Write out the full set of records exactly. Any pictures in them do not belong in the copy.
+++ ENTRIES PROVIDED +++
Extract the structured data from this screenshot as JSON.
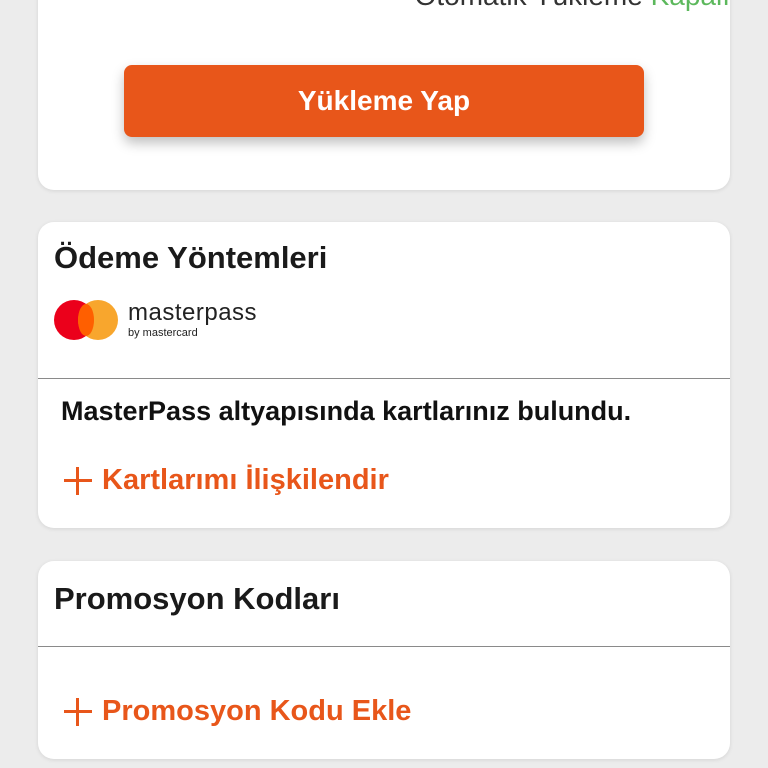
{
  "top_card": {
    "auto_load_label": "Otomatik Yükleme",
    "auto_load_status": "Kapalı",
    "topup_button_label": "Yükleme Yap"
  },
  "payment_methods": {
    "title": "Ödeme Yöntemleri",
    "masterpass_logo": {
      "word": "masterpass",
      "byline": "by mastercard"
    },
    "found_message": "MasterPass altyapısında kartlarınız bulundu.",
    "link_cards_label": "Kartlarımı İlişkilendir"
  },
  "promo_codes": {
    "title": "Promosyon Kodları",
    "add_promo_label": "Promosyon Kodu Ekle"
  },
  "colors": {
    "accent": "#e8561a",
    "status_off": "#5cb85c",
    "background": "#ececec"
  },
  "icons": [
    "plus-icon",
    "mastercard-logo-icon"
  ]
}
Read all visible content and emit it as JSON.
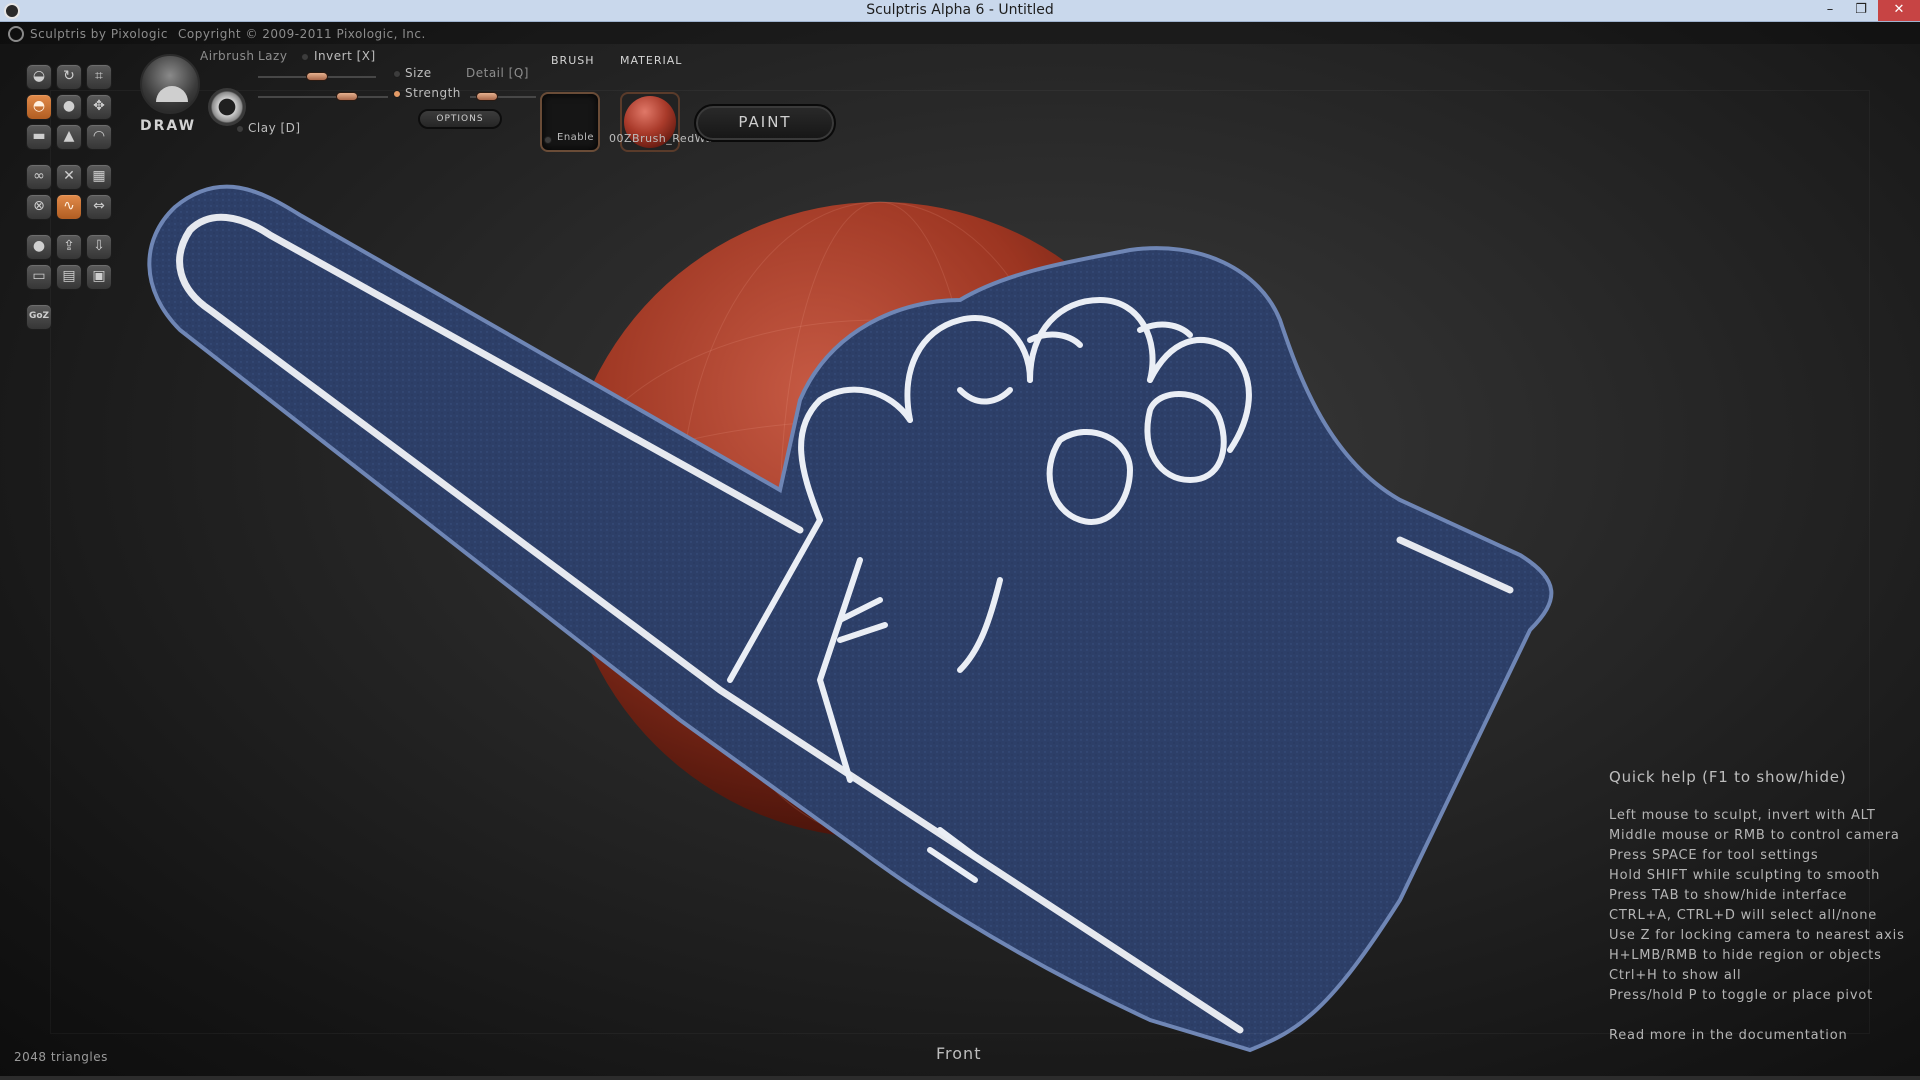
{
  "window": {
    "title": "Sculptris Alpha 6 - Untitled",
    "minimize_glyph": "–",
    "maximize_glyph": "❐",
    "close_glyph": "✕"
  },
  "header": {
    "by": "Sculptris by Pixologic",
    "copyright": "Copyright © 2009-2011 Pixologic, Inc."
  },
  "tools": {
    "current_tool": "DRAW",
    "airbrush_label": "Airbrush",
    "lazy_label": "Lazy",
    "invert_label": "Invert [X]",
    "size_label": "Size",
    "strength_label": "Strength",
    "detail_label": "Detail [Q]",
    "options_label": "OPTIONS",
    "clay_label": "Clay [D]",
    "goz_label": "GoZ"
  },
  "brush": {
    "title": "BRUSH",
    "enable_label": "Enable"
  },
  "material": {
    "title": "MATERIAL",
    "name": "00ZBrush_RedWax",
    "color": "#a93a2a"
  },
  "paint_button": "PAINT",
  "quick_help": {
    "title": "Quick help (F1 to show/hide)",
    "lines": [
      "Left mouse to sculpt, invert with ALT",
      "Middle mouse or RMB to control camera",
      "Press SPACE for tool settings",
      "Hold SHIFT while sculpting to smooth",
      "Press TAB to show/hide interface",
      "CTRL+A, CTRL+D will select all/none",
      "Use Z for locking camera to nearest axis",
      "H+LMB/RMB to hide region or objects",
      "Ctrl+H to show all",
      "Press/hold P to toggle or place pivot"
    ],
    "doc_link": "Read more in the documentation"
  },
  "status": {
    "triangles": "2048 triangles",
    "view": "Front"
  },
  "colors": {
    "accent": "#d4783a",
    "foam_finger": "#2c3e66",
    "sphere": "#a93a2a"
  }
}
+++
### COMPLETED EXERCISE
Extract the structured data from this screenshot as JSON.
{
  "top_card": {
    "auto_load_label": "Otomatik Yükleme",
    "auto_load_status": "Kapalı",
    "topup_button_label": "Yükleme Yap"
  },
  "payment_methods": {
    "title": "Ödeme Yöntemleri",
    "masterpass_logo": {
      "word": "masterpass",
      "byline": "by mastercard"
    },
    "found_message": "MasterPass altyapısında kartlarınız bulundu.",
    "link_cards_label": "Kartlarımı İlişkilendir"
  },
  "promo_codes": {
    "title": "Promosyon Kodları",
    "add_promo_label": "Promosyon Kodu Ekle"
  },
  "colors": {
    "accent": "#e8561a",
    "status_off": "#5cb85c",
    "background": "#ececec"
  },
  "icons": [
    "plus-icon",
    "mastercard-logo-icon"
  ]
}
Read all visible content and emit it as JSON.
{
  "window": {
    "title": "Sculptris Alpha 6 - Untitled",
    "minimize_glyph": "–",
    "maximize_glyph": "❐",
    "close_glyph": "✕"
  },
  "header": {
    "by": "Sculptris by Pixologic",
    "copyright": "Copyright © 2009-2011 Pixologic, Inc."
  },
  "tools": {
    "current_tool": "DRAW",
    "airbrush_label": "Airbrush",
    "lazy_label": "Lazy",
    "invert_label": "Invert [X]",
    "size_label": "Size",
    "strength_label": "Strength",
    "detail_label": "Detail [Q]",
    "options_label": "OPTIONS",
    "clay_label": "Clay [D]",
    "goz_label": "GoZ"
  },
  "brush": {
    "title": "BRUSH",
    "enable_label": "Enable"
  },
  "material": {
    "title": "MATERIAL",
    "name": "00ZBrush_RedWax",
    "color": "#a93a2a"
  },
  "paint_button": "PAINT",
  "quick_help": {
    "title": "Quick help (F1 to show/hide)",
    "lines": [
      "Left mouse to sculpt, invert with ALT",
      "Middle mouse or RMB to control camera",
      "Press SPACE for tool settings",
      "Hold SHIFT while sculpting to smooth",
      "Press TAB to show/hide interface",
      "CTRL+A, CTRL+D will select all/none",
      "Use Z for locking camera to nearest axis",
      "H+LMB/RMB to hide region or objects",
      "Ctrl+H to show all",
      "Press/hold P to toggle or place pivot"
    ],
    "doc_link": "Read more in the documentation"
  },
  "status": {
    "triangles": "2048 triangles",
    "view": "Front"
  },
  "colors": {
    "accent": "#d4783a",
    "foam_finger": "#2c3e66",
    "sphere": "#a93a2a"
  }
}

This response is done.